Work instructions: Give back exactly the lines running from the line with "OCR this image." to the end of the entries, and only those lines.

# Input data start

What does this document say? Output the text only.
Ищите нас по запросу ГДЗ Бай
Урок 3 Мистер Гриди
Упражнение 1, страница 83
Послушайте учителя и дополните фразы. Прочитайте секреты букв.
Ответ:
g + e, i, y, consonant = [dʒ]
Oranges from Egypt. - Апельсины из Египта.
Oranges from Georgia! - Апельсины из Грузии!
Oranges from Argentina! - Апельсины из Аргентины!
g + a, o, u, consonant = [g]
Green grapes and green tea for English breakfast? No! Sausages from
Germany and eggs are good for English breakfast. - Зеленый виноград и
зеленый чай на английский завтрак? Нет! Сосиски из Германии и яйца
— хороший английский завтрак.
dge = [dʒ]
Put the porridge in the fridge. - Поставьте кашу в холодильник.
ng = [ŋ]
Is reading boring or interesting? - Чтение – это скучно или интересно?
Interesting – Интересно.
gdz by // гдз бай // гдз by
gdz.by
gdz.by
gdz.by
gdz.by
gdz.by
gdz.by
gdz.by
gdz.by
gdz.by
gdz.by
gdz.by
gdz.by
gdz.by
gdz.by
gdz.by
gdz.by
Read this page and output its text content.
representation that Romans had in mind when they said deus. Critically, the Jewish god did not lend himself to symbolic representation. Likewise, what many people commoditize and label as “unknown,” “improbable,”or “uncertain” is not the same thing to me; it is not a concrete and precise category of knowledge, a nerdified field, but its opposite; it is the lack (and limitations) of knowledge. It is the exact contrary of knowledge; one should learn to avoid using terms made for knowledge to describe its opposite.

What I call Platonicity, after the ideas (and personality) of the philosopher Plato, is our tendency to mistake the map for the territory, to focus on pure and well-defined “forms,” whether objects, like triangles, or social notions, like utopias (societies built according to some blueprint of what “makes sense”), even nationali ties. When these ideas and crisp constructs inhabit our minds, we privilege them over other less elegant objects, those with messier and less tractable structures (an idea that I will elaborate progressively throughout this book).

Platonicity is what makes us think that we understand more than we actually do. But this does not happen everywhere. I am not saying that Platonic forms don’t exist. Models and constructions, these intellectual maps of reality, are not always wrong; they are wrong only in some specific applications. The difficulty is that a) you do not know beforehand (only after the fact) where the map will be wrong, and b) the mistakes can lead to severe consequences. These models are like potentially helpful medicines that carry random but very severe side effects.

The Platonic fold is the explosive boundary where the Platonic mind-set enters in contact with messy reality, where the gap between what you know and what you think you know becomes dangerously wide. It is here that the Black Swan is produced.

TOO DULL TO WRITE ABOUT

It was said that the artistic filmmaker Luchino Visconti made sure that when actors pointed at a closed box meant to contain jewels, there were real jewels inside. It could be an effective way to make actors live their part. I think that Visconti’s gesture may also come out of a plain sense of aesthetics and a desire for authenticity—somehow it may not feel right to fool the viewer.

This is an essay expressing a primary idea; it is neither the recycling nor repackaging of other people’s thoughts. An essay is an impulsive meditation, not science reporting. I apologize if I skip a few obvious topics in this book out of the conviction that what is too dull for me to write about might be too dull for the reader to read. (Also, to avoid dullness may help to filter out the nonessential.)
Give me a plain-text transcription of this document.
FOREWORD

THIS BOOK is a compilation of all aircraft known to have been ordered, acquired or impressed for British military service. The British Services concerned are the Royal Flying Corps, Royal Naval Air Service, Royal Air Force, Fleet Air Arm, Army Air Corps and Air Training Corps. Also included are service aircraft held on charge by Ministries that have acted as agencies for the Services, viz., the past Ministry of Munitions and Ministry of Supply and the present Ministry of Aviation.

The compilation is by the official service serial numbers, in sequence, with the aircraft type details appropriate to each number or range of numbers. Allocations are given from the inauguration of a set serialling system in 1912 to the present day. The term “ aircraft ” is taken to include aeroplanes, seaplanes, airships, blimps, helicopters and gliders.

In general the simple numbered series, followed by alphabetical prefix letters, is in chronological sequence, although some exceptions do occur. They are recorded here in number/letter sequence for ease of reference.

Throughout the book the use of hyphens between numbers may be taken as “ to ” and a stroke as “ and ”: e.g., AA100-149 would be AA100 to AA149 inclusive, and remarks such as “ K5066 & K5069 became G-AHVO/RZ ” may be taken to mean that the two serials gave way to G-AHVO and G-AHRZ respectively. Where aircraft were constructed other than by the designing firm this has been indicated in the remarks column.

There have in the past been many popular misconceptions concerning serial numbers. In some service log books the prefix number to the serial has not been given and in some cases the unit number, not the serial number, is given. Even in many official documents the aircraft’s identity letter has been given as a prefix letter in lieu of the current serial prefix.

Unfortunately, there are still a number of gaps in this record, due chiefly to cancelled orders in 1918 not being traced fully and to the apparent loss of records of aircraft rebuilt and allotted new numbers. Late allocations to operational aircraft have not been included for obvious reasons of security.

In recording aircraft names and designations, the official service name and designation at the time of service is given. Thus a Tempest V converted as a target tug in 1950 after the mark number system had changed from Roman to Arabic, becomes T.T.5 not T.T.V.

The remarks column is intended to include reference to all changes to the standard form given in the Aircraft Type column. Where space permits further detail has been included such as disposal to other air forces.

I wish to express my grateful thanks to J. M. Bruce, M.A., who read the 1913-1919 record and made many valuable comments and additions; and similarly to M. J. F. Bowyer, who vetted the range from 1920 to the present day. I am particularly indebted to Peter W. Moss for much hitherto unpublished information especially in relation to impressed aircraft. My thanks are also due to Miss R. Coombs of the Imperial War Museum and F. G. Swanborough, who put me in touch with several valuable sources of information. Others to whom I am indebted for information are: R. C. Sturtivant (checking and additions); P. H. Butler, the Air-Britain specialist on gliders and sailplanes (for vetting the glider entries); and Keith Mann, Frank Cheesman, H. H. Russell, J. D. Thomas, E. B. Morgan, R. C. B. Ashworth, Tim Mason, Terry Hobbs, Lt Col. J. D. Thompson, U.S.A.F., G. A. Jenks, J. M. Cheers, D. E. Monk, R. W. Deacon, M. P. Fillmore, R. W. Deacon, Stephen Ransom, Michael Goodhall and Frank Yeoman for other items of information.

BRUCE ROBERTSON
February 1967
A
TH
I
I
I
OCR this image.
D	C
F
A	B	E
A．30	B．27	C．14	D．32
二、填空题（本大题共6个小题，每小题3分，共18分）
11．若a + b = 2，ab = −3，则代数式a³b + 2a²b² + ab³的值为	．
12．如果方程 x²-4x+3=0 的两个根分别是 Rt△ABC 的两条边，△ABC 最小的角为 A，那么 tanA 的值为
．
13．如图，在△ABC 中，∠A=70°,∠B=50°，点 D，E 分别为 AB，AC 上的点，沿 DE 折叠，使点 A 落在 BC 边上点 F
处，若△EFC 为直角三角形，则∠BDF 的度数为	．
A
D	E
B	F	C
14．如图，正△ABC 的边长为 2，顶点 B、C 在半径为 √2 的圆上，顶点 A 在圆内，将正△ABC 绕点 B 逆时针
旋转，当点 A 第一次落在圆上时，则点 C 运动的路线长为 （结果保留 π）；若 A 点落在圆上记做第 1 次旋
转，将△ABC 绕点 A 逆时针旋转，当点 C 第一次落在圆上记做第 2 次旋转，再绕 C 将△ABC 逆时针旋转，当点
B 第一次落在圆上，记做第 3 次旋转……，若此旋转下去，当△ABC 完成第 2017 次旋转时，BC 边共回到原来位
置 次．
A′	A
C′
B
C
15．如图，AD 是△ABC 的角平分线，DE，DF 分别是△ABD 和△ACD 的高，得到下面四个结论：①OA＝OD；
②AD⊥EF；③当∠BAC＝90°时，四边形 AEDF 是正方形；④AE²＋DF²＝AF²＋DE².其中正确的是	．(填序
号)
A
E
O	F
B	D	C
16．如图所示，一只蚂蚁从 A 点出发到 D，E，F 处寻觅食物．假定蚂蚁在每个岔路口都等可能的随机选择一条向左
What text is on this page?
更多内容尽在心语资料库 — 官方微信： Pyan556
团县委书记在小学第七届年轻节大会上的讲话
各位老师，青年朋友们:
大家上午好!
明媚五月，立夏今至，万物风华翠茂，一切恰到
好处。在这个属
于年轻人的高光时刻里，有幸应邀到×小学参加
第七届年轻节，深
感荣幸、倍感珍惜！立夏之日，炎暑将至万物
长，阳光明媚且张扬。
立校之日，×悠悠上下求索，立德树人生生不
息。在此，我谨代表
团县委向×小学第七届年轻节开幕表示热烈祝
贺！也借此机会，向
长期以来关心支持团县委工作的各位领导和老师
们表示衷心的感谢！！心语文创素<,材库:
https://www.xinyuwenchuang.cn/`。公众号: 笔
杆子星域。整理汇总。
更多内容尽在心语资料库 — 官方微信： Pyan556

# Input data end

The answer:
OCR this image.
D	C
F
A	B	E
A．30	B．27	C．14	D．32
二、填空题（本大题共6个小题，每小题3分，共18分）
11．若a + b = 2，ab = −3，则代数式a³b + 2a²b² + ab³的值为	．
12．如果方程 x²-4x+3=0 的两个根分别是 Rt△ABC 的两条边，△ABC 最小的角为 A，那么 tanA 的值为
．
13．如图，在△ABC 中，∠A=70°,∠B=50°，点 D，E 分别为 AB，AC 上的点，沿 DE 折叠，使点 A 落在 BC 边上点 F
处，若△EFC 为直角三角形，则∠BDF 的度数为	．
A
D	E
B	F	C
14．如图，正△ABC 的边长为 2，顶点 B、C 在半径为 √2 的圆上，顶点 A 在圆内，将正△ABC 绕点 B 逆时针
旋转，当点 A 第一次落在圆上时，则点 C 运动的路线长为 （结果保留 π）；若 A 点落在圆上记做第 1 次旋
转，将△ABC 绕点 A 逆时针旋转，当点 C 第一次落在圆上记做第 2 次旋转，再绕 C 将△ABC 逆时针旋转，当点
B 第一次落在圆上，记做第 3 次旋转……，若此旋转下去，当△ABC 完成第 2017 次旋转时，BC 边共回到原来位
置 次．
A′	A
C′
B
C
15．如图，AD 是△ABC 的角平分线，DE，DF 分别是△ABD 和△ACD 的高，得到下面四个结论：①OA＝OD；
②AD⊥EF；③当∠BAC＝90°时，四边形 AEDF 是正方形；④AE²＋DF²＝AF²＋DE².其中正确的是	．(填序
号)
A
E
O	F
B	D	C
16．如图所示，一只蚂蚁从 A 点出发到 D，E，F 处寻觅食物．假定蚂蚁在每个岔路口都等可能的随机选择一条向左
What text is on this page?
更多内容尽在心语资料库 — 官方微信： Pyan556
团县委书记在小学第七届年轻节大会上的讲话
各位老师，青年朋友们:
大家上午好!
明媚五月，立夏今至，万物风华翠茂，一切恰到
好处。在这个属
于年轻人的高光时刻里，有幸应邀到×小学参加
第七届年轻节，深
感荣幸、倍感珍惜！立夏之日，炎暑将至万物
长，阳光明媚且张扬。
立校之日，×悠悠上下求索，立德树人生生不
息。在此，我谨代表
团县委向×小学第七届年轻节开幕表示热烈祝
贺！也借此机会，向
长期以来关心支持团县委工作的各位领导和老师
们表示衷心的感谢！！心语文创素<,材库:
https://www.xinyuwenchuang.cn/`。公众号: 笔
杆子星域。整理汇总。
更多内容尽在心语资料库 — 官方微信： Pyan556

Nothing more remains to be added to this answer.